━━━ Material for this task ━━━
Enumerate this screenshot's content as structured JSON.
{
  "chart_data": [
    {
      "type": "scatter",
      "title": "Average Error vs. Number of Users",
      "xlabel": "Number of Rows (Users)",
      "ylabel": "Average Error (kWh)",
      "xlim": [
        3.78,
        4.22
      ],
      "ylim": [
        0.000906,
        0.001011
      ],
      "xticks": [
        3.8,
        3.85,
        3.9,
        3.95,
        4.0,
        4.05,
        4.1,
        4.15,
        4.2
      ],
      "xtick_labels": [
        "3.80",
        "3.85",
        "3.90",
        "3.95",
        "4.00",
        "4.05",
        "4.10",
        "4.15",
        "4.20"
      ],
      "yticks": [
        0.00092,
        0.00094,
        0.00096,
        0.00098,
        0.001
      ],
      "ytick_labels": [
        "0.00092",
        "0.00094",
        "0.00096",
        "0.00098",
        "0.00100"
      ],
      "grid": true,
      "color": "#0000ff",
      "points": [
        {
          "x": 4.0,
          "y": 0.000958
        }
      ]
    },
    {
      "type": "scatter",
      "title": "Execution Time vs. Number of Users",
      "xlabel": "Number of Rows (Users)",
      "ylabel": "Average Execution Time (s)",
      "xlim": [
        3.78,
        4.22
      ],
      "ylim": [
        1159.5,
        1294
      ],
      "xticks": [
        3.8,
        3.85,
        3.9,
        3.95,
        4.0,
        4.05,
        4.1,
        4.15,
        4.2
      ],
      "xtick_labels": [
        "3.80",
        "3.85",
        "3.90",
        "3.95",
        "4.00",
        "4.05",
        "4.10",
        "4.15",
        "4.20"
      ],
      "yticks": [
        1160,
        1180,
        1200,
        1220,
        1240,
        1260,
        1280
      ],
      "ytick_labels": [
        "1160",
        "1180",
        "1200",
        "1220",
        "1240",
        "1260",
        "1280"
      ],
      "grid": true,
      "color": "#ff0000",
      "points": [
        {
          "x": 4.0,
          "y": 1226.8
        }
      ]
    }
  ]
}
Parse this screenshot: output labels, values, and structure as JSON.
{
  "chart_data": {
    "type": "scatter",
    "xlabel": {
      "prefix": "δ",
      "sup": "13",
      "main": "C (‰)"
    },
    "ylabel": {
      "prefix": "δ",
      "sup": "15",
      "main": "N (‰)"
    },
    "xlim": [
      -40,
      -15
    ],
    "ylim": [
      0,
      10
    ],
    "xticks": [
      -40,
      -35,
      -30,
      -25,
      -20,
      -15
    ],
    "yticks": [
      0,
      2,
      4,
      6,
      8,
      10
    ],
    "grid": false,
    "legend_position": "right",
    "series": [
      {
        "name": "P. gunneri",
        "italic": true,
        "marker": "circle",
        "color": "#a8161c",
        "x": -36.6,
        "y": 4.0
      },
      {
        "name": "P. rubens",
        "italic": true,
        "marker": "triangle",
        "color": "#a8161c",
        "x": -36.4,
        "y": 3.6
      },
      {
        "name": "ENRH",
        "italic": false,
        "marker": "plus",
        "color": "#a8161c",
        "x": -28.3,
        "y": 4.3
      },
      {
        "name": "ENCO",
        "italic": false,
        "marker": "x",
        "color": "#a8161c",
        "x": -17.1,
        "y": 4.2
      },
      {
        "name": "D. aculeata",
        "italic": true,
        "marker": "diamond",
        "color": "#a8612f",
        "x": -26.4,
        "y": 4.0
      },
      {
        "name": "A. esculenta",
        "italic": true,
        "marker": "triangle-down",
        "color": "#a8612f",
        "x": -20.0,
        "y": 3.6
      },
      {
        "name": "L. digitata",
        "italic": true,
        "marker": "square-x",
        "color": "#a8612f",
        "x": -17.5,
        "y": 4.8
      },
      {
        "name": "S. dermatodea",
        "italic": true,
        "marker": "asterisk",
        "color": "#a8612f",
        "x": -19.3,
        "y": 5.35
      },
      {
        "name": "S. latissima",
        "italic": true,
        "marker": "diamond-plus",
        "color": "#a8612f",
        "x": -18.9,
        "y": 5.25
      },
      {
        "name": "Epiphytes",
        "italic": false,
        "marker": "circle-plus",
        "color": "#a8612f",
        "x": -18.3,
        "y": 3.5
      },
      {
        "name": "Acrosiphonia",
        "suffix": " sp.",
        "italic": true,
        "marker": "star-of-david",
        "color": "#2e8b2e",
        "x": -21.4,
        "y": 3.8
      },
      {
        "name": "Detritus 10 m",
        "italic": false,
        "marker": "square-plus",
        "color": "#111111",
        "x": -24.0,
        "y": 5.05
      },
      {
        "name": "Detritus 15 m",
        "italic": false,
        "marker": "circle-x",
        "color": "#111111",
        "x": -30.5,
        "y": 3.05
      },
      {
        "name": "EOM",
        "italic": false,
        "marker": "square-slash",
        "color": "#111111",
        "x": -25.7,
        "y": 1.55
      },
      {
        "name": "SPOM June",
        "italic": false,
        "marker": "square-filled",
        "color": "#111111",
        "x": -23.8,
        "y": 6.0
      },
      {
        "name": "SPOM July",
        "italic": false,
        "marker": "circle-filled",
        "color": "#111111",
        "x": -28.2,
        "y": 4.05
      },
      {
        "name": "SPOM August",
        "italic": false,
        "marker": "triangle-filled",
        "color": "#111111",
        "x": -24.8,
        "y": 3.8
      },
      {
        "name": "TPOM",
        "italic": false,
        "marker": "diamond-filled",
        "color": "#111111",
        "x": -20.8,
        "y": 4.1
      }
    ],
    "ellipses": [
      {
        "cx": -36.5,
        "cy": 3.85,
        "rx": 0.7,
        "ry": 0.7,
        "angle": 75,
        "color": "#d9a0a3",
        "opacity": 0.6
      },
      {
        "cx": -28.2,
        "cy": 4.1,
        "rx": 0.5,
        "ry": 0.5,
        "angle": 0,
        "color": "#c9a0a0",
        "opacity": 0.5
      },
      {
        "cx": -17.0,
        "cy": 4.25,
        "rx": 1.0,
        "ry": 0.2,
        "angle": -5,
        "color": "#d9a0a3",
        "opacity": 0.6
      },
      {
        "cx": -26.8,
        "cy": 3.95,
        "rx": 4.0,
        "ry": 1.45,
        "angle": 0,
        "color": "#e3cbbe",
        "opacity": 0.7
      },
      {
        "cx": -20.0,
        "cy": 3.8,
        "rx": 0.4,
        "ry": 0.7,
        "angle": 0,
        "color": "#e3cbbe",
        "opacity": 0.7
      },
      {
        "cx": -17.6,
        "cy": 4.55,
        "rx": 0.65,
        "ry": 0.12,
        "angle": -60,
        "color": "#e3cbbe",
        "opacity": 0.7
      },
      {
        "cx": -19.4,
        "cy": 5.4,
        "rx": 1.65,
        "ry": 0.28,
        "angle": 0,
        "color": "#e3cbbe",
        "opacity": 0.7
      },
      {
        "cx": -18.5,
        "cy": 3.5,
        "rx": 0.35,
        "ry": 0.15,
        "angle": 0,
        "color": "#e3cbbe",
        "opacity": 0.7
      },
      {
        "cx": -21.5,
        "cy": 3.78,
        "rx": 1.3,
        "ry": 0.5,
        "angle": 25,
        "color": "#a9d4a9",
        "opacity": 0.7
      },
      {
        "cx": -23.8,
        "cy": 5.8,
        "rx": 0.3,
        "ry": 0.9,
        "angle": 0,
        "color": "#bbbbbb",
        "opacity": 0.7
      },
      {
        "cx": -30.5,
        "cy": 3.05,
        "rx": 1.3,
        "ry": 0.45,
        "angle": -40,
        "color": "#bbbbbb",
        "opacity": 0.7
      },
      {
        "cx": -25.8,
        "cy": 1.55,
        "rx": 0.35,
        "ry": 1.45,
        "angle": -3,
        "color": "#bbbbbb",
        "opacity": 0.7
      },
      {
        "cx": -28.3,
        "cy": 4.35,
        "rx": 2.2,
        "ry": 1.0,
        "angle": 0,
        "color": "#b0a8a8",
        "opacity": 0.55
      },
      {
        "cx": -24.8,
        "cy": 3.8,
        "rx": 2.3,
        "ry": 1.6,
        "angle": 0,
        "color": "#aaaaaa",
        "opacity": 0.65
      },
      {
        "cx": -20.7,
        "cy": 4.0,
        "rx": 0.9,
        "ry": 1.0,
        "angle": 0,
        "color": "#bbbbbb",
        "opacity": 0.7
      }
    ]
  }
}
━━━
__What is expected__: Go through the data and gather every line that holds "screenshot".

__Solution to this problem__:
Enumerate this screenshot's content as structured JSON.
Parse this screenshot: output labels, values, and structure as JSON.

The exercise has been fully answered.